Copy out every line of the data below word for word, keeping each line in its original order.

-- Begin Supplied material --

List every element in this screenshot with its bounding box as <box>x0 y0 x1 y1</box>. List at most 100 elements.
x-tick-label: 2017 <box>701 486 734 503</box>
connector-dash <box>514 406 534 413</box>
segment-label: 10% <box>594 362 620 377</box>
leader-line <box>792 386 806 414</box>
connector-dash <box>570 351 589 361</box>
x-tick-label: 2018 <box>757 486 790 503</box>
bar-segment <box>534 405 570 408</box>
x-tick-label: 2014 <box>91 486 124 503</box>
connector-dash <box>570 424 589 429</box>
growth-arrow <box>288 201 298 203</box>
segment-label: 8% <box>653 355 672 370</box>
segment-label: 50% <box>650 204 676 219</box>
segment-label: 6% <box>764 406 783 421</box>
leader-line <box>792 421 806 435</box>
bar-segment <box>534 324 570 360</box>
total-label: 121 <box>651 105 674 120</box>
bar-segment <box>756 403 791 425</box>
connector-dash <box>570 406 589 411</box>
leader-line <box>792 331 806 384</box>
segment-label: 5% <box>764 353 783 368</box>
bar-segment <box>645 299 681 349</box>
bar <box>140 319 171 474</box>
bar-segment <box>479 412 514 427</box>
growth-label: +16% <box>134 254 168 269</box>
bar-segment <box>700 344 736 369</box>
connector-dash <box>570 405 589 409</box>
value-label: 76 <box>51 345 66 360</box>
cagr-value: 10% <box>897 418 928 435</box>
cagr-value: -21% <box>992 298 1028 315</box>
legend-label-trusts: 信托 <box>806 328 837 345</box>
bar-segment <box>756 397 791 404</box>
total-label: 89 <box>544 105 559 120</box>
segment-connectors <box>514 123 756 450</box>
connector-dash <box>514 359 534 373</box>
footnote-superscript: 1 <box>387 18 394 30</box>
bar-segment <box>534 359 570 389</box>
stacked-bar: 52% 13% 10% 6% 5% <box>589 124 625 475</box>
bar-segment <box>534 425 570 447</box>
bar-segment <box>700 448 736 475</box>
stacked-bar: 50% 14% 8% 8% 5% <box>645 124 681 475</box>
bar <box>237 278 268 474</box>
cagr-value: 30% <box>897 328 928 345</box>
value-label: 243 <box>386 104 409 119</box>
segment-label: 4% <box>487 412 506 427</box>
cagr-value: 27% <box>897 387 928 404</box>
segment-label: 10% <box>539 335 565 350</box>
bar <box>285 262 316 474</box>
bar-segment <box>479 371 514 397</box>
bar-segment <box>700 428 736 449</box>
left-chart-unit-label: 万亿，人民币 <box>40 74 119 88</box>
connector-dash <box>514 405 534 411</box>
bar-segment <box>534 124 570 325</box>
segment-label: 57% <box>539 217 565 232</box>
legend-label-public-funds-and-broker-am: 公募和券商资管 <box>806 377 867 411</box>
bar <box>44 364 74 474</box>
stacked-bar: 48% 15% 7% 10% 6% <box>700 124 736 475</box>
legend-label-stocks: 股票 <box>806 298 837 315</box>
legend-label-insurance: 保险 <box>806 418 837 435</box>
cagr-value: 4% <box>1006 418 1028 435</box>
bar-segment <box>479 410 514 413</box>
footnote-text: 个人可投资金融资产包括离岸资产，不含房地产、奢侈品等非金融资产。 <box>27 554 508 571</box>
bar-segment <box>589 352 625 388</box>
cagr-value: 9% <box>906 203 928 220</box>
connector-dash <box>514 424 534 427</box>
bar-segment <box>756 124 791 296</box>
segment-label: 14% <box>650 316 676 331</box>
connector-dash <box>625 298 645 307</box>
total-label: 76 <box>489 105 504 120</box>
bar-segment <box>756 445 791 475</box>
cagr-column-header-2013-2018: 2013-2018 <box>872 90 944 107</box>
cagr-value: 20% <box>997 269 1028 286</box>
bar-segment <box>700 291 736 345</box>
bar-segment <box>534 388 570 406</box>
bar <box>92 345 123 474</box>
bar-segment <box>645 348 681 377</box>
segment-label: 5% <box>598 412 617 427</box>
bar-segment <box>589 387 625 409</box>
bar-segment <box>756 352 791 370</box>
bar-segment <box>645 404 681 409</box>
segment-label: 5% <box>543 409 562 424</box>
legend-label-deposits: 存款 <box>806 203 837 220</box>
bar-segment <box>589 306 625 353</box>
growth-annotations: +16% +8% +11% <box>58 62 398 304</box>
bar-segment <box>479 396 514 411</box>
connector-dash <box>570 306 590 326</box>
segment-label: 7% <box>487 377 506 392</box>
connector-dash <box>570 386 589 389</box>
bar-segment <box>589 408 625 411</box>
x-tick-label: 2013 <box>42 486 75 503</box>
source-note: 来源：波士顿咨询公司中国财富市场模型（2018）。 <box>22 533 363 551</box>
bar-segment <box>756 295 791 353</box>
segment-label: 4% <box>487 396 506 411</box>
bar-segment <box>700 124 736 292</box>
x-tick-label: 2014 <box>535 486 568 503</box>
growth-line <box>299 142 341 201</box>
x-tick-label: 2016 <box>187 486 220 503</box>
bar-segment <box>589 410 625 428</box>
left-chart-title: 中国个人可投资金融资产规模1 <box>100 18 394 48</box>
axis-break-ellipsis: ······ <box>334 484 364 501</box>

-- End Supplied material --

▶ _Solution for this problem_:
List every element in this screenshot with its bounding box as <box>x0 y0 x1 y1</box>. List at most 100 elements.
x-tick-label: 2017 <box>701 486 734 503</box>
connector-dash <box>514 406 534 413</box>
segment-label: 10% <box>594 362 620 377</box>
leader-line <box>792 386 806 414</box>
connector-dash <box>570 351 589 361</box>
x-tick-label: 2018 <box>757 486 790 503</box>
bar-segment <box>534 405 570 408</box>
x-tick-label: 2014 <box>91 486 124 503</box>
connector-dash <box>570 424 589 429</box>
growth-arrow <box>288 201 298 203</box>
segment-label: 8% <box>653 355 672 370</box>
segment-label: 50% <box>650 204 676 219</box>
segment-label: 6% <box>764 406 783 421</box>
leader-line <box>792 421 806 435</box>
bar-segment <box>534 324 570 360</box>
total-label: 121 <box>651 105 674 120</box>
bar-segment <box>756 403 791 425</box>
connector-dash <box>570 406 589 411</box>
leader-line <box>792 331 806 384</box>
segment-label: 5% <box>764 353 783 368</box>
bar-segment <box>645 299 681 349</box>
bar <box>140 319 171 474</box>
bar-segment <box>479 412 514 427</box>
growth-label: +16% <box>134 254 168 269</box>
bar-segment <box>700 344 736 369</box>
connector-dash <box>570 405 589 409</box>
value-label: 76 <box>51 345 66 360</box>
cagr-value: 10% <box>897 418 928 435</box>
cagr-value: -21% <box>992 298 1028 315</box>
legend-label-trusts: 信托 <box>806 328 837 345</box>
bar-segment <box>756 397 791 404</box>
total-label: 89 <box>544 105 559 120</box>
segment-connectors <box>514 123 756 450</box>
connector-dash <box>514 359 534 373</box>
footnote-superscript: 1 <box>387 18 394 30</box>
bar-segment <box>534 359 570 389</box>
stacked-bar: 52% 13% 10% 6% 5% <box>589 124 625 475</box>
bar-segment <box>534 425 570 447</box>
bar-segment <box>700 448 736 475</box>
stacked-bar: 50% 14% 8% 8% 5% <box>645 124 681 475</box>
bar <box>237 278 268 474</box>
cagr-value: 30% <box>897 328 928 345</box>
value-label: 243 <box>386 104 409 119</box>
segment-label: 4% <box>487 412 506 427</box>
cagr-value: 27% <box>897 387 928 404</box>
segment-label: 10% <box>539 335 565 350</box>
bar <box>285 262 316 474</box>
bar-segment <box>479 371 514 397</box>
bar-segment <box>700 428 736 449</box>
left-chart-unit-label: 万亿，人民币 <box>40 74 119 88</box>
connector-dash <box>514 405 534 411</box>
bar-segment <box>534 124 570 325</box>
segment-label: 57% <box>539 217 565 232</box>
legend-label-public-funds-and-broker-am: 公募和券商资管 <box>806 377 867 411</box>
bar <box>44 364 74 474</box>
stacked-bar: 48% 15% 7% 10% 6% <box>700 124 736 475</box>
legend-label-stocks: 股票 <box>806 298 837 315</box>
legend-label-insurance: 保险 <box>806 418 837 435</box>
cagr-value: 4% <box>1006 418 1028 435</box>
bar-segment <box>479 410 514 413</box>
footnote-text: 个人可投资金融资产包括离岸资产，不含房地产、奢侈品等非金融资产。 <box>27 554 508 571</box>
bar-segment <box>589 352 625 388</box>
cagr-value: 9% <box>906 203 928 220</box>
connector-dash <box>514 424 534 427</box>
bar-segment <box>756 124 791 296</box>
segment-label: 14% <box>650 316 676 331</box>
connector-dash <box>625 298 645 307</box>
total-label: 76 <box>489 105 504 120</box>
bar-segment <box>756 445 791 475</box>
cagr-column-header-2013-2018: 2013-2018 <box>872 90 944 107</box>
cagr-value: 20% <box>997 269 1028 286</box>
bar-segment <box>700 291 736 345</box>
bar-segment <box>534 388 570 406</box>
bar <box>92 345 123 474</box>
bar-segment <box>645 348 681 377</box>
segment-label: 5% <box>598 412 617 427</box>
bar-segment <box>589 387 625 409</box>
bar-segment <box>756 352 791 370</box>
bar-segment <box>645 404 681 409</box>
segment-label: 5% <box>543 409 562 424</box>
legend-label-deposits: 存款 <box>806 203 837 220</box>
bar-segment <box>589 306 625 353</box>
growth-annotations: +16% +8% +11% <box>58 62 398 304</box>
bar-segment <box>479 396 514 411</box>
connector-dash <box>570 306 590 326</box>
segment-label: 7% <box>487 377 506 392</box>
connector-dash <box>570 386 589 389</box>
bar-segment <box>589 408 625 411</box>
x-tick-label: 2013 <box>42 486 75 503</box>
source-note: 来源：波士顿咨询公司中国财富市场模型（2018）。 <box>22 533 363 551</box>
bar-segment <box>756 295 791 353</box>
segment-label: 4% <box>487 396 506 411</box>
bar-segment <box>700 124 736 292</box>
x-tick-label: 2014 <box>535 486 568 503</box>
growth-line <box>299 142 341 201</box>
x-tick-label: 2016 <box>187 486 220 503</box>
bar-segment <box>589 410 625 428</box>
left-chart-title: 中国个人可投资金融资产规模1 <box>100 18 394 48</box>
axis-break-ellipsis: ······ <box>334 484 364 501</box>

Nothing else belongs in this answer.